→ What you need to do: An exact reproduction of the records is required, with all images left out.

-- Begin Stored records --

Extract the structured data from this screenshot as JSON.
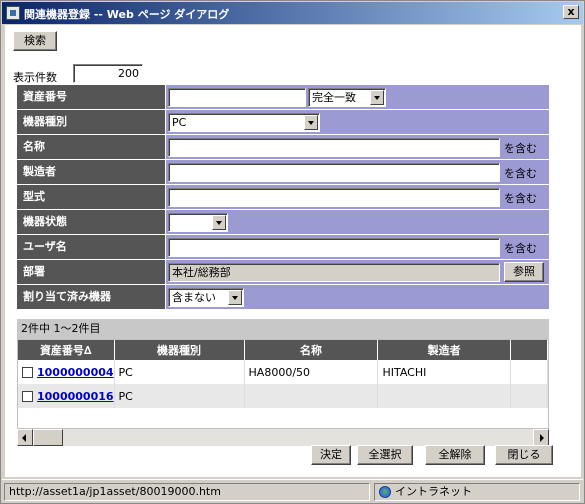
{
  "window": {
    "title": "関連機器登録 -- Web ページ ダイアログ",
    "close": "x"
  },
  "search_button": "検索",
  "display_count": {
    "label": "表示件数",
    "value": "200"
  },
  "fields": {
    "asset_no": {
      "label": "資産番号",
      "value": "",
      "match": "完全一致"
    },
    "device_type": {
      "label": "機器種別",
      "value": "PC"
    },
    "name": {
      "label": "名称",
      "value": "",
      "suffix": "を含む"
    },
    "maker": {
      "label": "製造者",
      "value": "",
      "suffix": "を含む"
    },
    "model": {
      "label": "型式",
      "value": "",
      "suffix": "を含む"
    },
    "device_state": {
      "label": "機器状態",
      "value": ""
    },
    "user_name": {
      "label": "ユーザ名",
      "value": "",
      "suffix": "を含む"
    },
    "department": {
      "label": "部署",
      "value": "本社/総務部",
      "ref_button": "参照"
    },
    "assigned": {
      "label": "割り当て済み機器",
      "value": "含まない"
    }
  },
  "result_count": "2件中 1～2件目",
  "table": {
    "columns": [
      "資産番号∆",
      "機器種別",
      "名称",
      "製造者",
      ""
    ],
    "rows": [
      {
        "asset_no": "1000000004",
        "type": "PC",
        "name": "HA8000/50",
        "maker": "HITACHI"
      },
      {
        "asset_no": "1000000016",
        "type": "PC",
        "name": "",
        "maker": ""
      }
    ]
  },
  "buttons": {
    "ok": "決定",
    "select_all": "全選択",
    "clear_all": "全解除",
    "close": "閉じる"
  },
  "status": {
    "url": "http://asset1a/jp1asset/80019000.htm",
    "zone": "イントラネット"
  }
}
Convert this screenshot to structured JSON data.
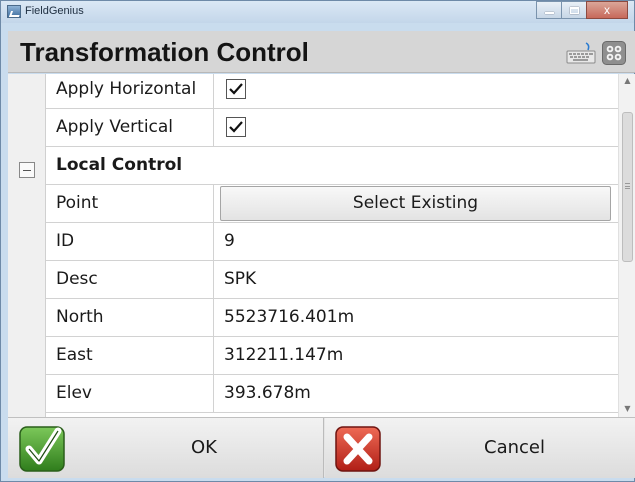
{
  "window": {
    "title": "FieldGenius",
    "close_glyph": "x"
  },
  "header": {
    "title": "Transformation Control",
    "icons": [
      "keyboard-icon",
      "grid-icon"
    ]
  },
  "rows": [
    {
      "label": "Apply Horizontal",
      "type": "checkbox",
      "checked": true
    },
    {
      "label": "Apply Vertical",
      "type": "checkbox",
      "checked": true
    },
    {
      "label": "Local Control",
      "type": "section",
      "collapsed": false
    },
    {
      "label": "Point",
      "type": "button",
      "value": "Select Existing"
    },
    {
      "label": "ID",
      "type": "text",
      "value": "9"
    },
    {
      "label": "Desc",
      "type": "text",
      "value": "SPK"
    },
    {
      "label": "North",
      "type": "text",
      "value": "5523716.401m"
    },
    {
      "label": "East",
      "type": "text",
      "value": "312211.147m"
    },
    {
      "label": "Elev",
      "type": "text",
      "value": "393.678m"
    }
  ],
  "footer": {
    "ok_label": "OK",
    "cancel_label": "Cancel"
  },
  "colors": {
    "ok_green": "#3f9b2a",
    "cancel_red": "#c8281e",
    "header_bg": "#d6d6d6",
    "frame_blue": "#c9dcee"
  }
}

-- End Stored records --

→ Task response:
Extract the structured data from this screenshot as JSON.
{
  "window": {
    "title": "関連機器登録 -- Web ページ ダイアログ",
    "close": "x"
  },
  "search_button": "検索",
  "display_count": {
    "label": "表示件数",
    "value": "200"
  },
  "fields": {
    "asset_no": {
      "label": "資産番号",
      "value": "",
      "match": "完全一致"
    },
    "device_type": {
      "label": "機器種別",
      "value": "PC"
    },
    "name": {
      "label": "名称",
      "value": "",
      "suffix": "を含む"
    },
    "maker": {
      "label": "製造者",
      "value": "",
      "suffix": "を含む"
    },
    "model": {
      "label": "型式",
      "value": "",
      "suffix": "を含む"
    },
    "device_state": {
      "label": "機器状態",
      "value": ""
    },
    "user_name": {
      "label": "ユーザ名",
      "value": "",
      "suffix": "を含む"
    },
    "department": {
      "label": "部署",
      "value": "本社/総務部",
      "ref_button": "参照"
    },
    "assigned": {
      "label": "割り当て済み機器",
      "value": "含まない"
    }
  },
  "result_count": "2件中 1～2件目",
  "table": {
    "columns": [
      "資産番号∆",
      "機器種別",
      "名称",
      "製造者",
      ""
    ],
    "rows": [
      {
        "asset_no": "1000000004",
        "type": "PC",
        "name": "HA8000/50",
        "maker": "HITACHI"
      },
      {
        "asset_no": "1000000016",
        "type": "PC",
        "name": "",
        "maker": ""
      }
    ]
  },
  "buttons": {
    "ok": "決定",
    "select_all": "全選択",
    "clear_all": "全解除",
    "close": "閉じる"
  },
  "status": {
    "url": "http://asset1a/jp1asset/80019000.htm",
    "zone": "イントラネット"
  }
}
Convert this screenshot to structured JSON data.
{
  "window": {
    "title": "FieldGenius",
    "close_glyph": "x"
  },
  "header": {
    "title": "Transformation Control",
    "icons": [
      "keyboard-icon",
      "grid-icon"
    ]
  },
  "rows": [
    {
      "label": "Apply Horizontal",
      "type": "checkbox",
      "checked": true
    },
    {
      "label": "Apply Vertical",
      "type": "checkbox",
      "checked": true
    },
    {
      "label": "Local Control",
      "type": "section",
      "collapsed": false
    },
    {
      "label": "Point",
      "type": "button",
      "value": "Select Existing"
    },
    {
      "label": "ID",
      "type": "text",
      "value": "9"
    },
    {
      "label": "Desc",
      "type": "text",
      "value": "SPK"
    },
    {
      "label": "North",
      "type": "text",
      "value": "5523716.401m"
    },
    {
      "label": "East",
      "type": "text",
      "value": "312211.147m"
    },
    {
      "label": "Elev",
      "type": "text",
      "value": "393.678m"
    }
  ],
  "footer": {
    "ok_label": "OK",
    "cancel_label": "Cancel"
  },
  "colors": {
    "ok_green": "#3f9b2a",
    "cancel_red": "#c8281e",
    "header_bg": "#d6d6d6",
    "frame_blue": "#c9dcee"
  }
}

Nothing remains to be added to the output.